** Begin **

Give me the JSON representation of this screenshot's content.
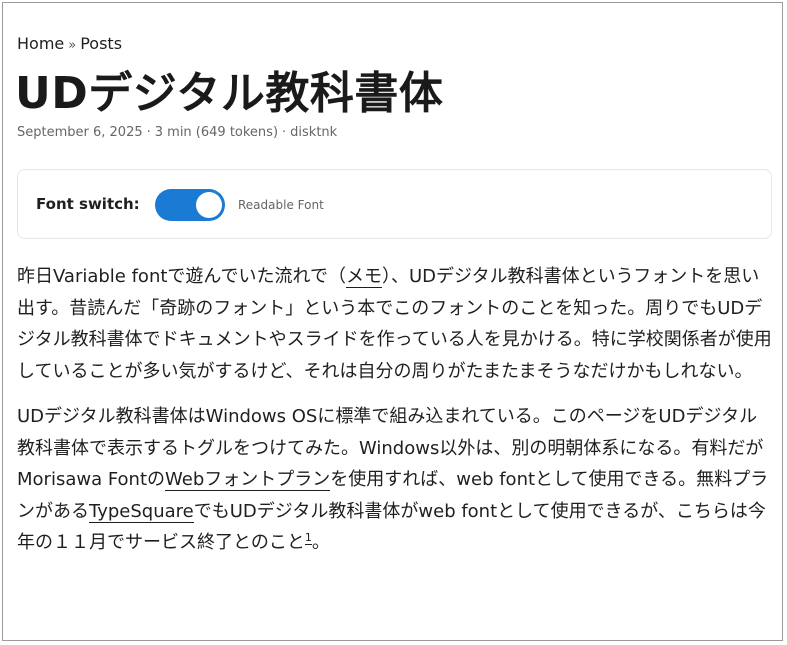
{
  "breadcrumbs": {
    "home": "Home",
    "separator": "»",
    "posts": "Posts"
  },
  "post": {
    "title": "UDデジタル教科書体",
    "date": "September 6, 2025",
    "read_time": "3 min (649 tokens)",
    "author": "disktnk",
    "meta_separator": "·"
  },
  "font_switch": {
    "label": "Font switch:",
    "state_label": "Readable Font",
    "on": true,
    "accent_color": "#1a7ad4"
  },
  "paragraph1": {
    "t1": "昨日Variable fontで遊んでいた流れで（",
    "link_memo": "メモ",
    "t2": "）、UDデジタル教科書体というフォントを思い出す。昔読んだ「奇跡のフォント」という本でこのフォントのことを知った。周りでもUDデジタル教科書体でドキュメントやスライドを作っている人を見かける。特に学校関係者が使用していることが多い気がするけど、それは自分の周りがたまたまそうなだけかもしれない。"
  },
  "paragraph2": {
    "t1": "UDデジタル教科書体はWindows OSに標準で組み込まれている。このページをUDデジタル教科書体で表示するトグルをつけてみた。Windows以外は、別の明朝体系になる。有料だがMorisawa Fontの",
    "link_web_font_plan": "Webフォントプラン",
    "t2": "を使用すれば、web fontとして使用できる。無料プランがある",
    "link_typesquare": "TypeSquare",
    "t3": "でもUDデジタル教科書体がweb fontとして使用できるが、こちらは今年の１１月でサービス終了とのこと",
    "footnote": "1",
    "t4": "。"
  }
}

** End **
** Begin **

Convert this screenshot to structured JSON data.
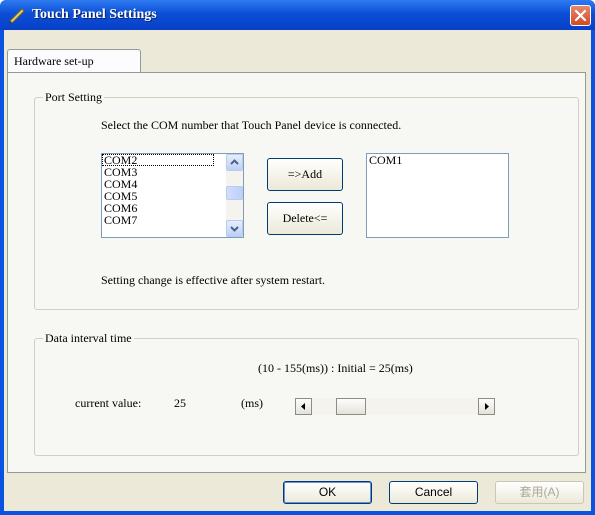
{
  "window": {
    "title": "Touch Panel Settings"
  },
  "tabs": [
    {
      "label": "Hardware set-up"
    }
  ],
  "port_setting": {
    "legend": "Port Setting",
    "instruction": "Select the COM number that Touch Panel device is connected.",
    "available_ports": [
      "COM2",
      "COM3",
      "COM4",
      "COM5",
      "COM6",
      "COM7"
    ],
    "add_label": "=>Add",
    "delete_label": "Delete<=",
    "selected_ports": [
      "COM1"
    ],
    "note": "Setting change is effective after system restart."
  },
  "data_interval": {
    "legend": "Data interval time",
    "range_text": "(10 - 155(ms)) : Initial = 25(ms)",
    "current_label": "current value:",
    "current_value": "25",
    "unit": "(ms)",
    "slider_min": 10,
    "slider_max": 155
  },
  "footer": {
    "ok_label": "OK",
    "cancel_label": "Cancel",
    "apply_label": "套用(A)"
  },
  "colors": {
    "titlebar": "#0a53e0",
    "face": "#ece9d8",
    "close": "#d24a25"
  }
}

** End **
** Begin **

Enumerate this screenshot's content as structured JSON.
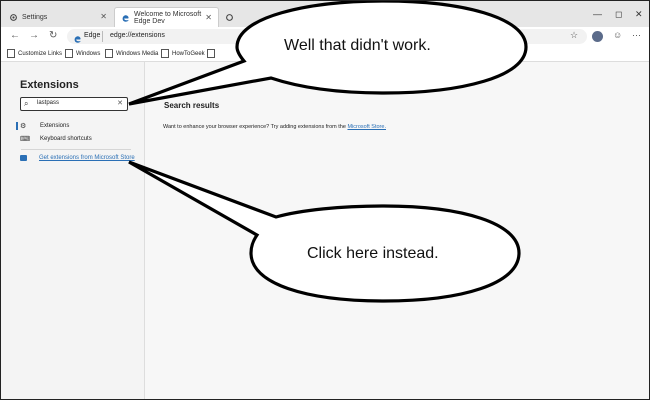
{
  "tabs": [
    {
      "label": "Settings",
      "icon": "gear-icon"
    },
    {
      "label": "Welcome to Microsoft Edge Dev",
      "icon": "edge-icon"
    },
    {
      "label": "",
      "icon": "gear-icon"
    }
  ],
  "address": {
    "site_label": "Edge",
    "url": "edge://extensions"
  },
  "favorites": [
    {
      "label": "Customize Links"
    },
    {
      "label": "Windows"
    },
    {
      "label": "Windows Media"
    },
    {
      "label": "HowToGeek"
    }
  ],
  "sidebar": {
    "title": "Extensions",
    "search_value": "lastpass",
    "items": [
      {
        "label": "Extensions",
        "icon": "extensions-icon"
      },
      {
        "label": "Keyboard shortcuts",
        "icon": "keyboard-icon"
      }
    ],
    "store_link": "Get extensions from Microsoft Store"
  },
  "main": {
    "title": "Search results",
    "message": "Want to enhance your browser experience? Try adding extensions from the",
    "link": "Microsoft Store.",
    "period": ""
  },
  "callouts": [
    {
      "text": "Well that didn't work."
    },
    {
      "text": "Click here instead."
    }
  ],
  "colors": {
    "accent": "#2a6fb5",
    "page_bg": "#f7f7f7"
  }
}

** End **

Copy every line above that holds the word "this".

■ **Written solution**:
Give me the JSON representation of this screenshot's content.
Convert this screenshot to structured JSON data.
Enumerate this screenshot's content as structured JSON.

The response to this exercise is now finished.